> _Task instructions_: Your task is to print the material below exactly as presented.

> _Information provided_:
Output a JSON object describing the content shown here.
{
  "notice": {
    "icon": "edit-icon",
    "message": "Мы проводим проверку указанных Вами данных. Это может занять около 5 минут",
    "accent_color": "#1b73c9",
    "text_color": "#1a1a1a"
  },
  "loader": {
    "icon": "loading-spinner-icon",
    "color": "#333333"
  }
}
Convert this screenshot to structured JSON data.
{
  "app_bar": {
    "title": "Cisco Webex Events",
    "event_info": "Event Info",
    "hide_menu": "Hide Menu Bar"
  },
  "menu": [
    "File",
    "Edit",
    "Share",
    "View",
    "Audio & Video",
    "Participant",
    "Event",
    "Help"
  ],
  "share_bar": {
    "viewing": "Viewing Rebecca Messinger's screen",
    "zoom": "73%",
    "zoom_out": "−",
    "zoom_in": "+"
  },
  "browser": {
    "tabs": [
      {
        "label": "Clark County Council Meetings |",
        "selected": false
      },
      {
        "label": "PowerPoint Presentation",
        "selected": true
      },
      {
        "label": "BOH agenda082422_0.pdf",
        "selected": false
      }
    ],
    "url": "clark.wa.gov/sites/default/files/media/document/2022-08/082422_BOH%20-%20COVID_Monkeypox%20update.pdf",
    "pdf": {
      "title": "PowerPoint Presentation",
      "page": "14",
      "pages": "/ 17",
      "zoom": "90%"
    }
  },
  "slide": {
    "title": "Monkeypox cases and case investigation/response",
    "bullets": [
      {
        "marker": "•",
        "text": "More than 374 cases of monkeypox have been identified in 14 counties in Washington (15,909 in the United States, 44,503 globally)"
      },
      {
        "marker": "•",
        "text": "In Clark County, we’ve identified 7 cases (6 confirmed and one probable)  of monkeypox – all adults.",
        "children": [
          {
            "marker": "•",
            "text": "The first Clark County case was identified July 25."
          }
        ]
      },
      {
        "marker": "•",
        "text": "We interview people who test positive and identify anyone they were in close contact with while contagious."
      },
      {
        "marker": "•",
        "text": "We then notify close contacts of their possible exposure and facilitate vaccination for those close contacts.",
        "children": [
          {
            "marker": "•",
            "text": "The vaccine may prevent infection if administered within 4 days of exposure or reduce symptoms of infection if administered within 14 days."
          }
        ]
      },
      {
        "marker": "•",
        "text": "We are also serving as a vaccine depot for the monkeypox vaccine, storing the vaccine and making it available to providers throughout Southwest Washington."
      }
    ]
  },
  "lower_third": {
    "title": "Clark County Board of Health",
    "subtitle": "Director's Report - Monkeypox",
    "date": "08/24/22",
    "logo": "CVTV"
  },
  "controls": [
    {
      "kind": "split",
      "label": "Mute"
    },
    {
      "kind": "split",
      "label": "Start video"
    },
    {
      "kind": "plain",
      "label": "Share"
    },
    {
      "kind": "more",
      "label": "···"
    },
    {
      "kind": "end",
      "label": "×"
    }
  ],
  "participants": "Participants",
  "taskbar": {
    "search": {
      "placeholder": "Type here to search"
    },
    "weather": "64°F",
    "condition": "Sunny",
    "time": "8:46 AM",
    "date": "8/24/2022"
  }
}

> _Answer to this task_:
Output a JSON object describing the content shown here.
{
  "notice": {
    "icon": "edit-icon",
    "message": "Мы проводим проверку указанных Вами данных. Это может занять около 5 минут",
    "accent_color": "#1b73c9",
    "text_color": "#1a1a1a"
  },
  "loader": {
    "icon": "loading-spinner-icon",
    "color": "#333333"
  }
}
Convert this screenshot to structured JSON data.
{
  "app_bar": {
    "title": "Cisco Webex Events",
    "event_info": "Event Info",
    "hide_menu": "Hide Menu Bar"
  },
  "menu": [
    "File",
    "Edit",
    "Share",
    "View",
    "Audio & Video",
    "Participant",
    "Event",
    "Help"
  ],
  "share_bar": {
    "viewing": "Viewing Rebecca Messinger's screen",
    "zoom": "73%",
    "zoom_out": "−",
    "zoom_in": "+"
  },
  "browser": {
    "tabs": [
      {
        "label": "Clark County Council Meetings |",
        "selected": false
      },
      {
        "label": "PowerPoint Presentation",
        "selected": true
      },
      {
        "label": "BOH agenda082422_0.pdf",
        "selected": false
      }
    ],
    "url": "clark.wa.gov/sites/default/files/media/document/2022-08/082422_BOH%20-%20COVID_Monkeypox%20update.pdf",
    "pdf": {
      "title": "PowerPoint Presentation",
      "page": "14",
      "pages": "/ 17",
      "zoom": "90%"
    }
  },
  "slide": {
    "title": "Monkeypox cases and case investigation/response",
    "bullets": [
      {
        "marker": "•",
        "text": "More than 374 cases of monkeypox have been identified in 14 counties in Washington (15,909 in the United States, 44,503 globally)"
      },
      {
        "marker": "•",
        "text": "In Clark County, we’ve identified 7 cases (6 confirmed and one probable)  of monkeypox – all adults.",
        "children": [
          {
            "marker": "•",
            "text": "The first Clark County case was identified July 25."
          }
        ]
      },
      {
        "marker": "•",
        "text": "We interview people who test positive and identify anyone they were in close contact with while contagious."
      },
      {
        "marker": "•",
        "text": "We then notify close contacts of their possible exposure and facilitate vaccination for those close contacts.",
        "children": [
          {
            "marker": "•",
            "text": "The vaccine may prevent infection if administered within 4 days of exposure or reduce symptoms of infection if administered within 14 days."
          }
        ]
      },
      {
        "marker": "•",
        "text": "We are also serving as a vaccine depot for the monkeypox vaccine, storing the vaccine and making it available to providers throughout Southwest Washington."
      }
    ]
  },
  "lower_third": {
    "title": "Clark County Board of Health",
    "subtitle": "Director's Report - Monkeypox",
    "date": "08/24/22",
    "logo": "CVTV"
  },
  "controls": [
    {
      "kind": "split",
      "label": "Mute"
    },
    {
      "kind": "split",
      "label": "Start video"
    },
    {
      "kind": "plain",
      "label": "Share"
    },
    {
      "kind": "more",
      "label": "···"
    },
    {
      "kind": "end",
      "label": "×"
    }
  ],
  "participants": "Participants",
  "taskbar": {
    "search": {
      "placeholder": "Type here to search"
    },
    "weather": "64°F",
    "condition": "Sunny",
    "time": "8:46 AM",
    "date": "8/24/2022"
  }
}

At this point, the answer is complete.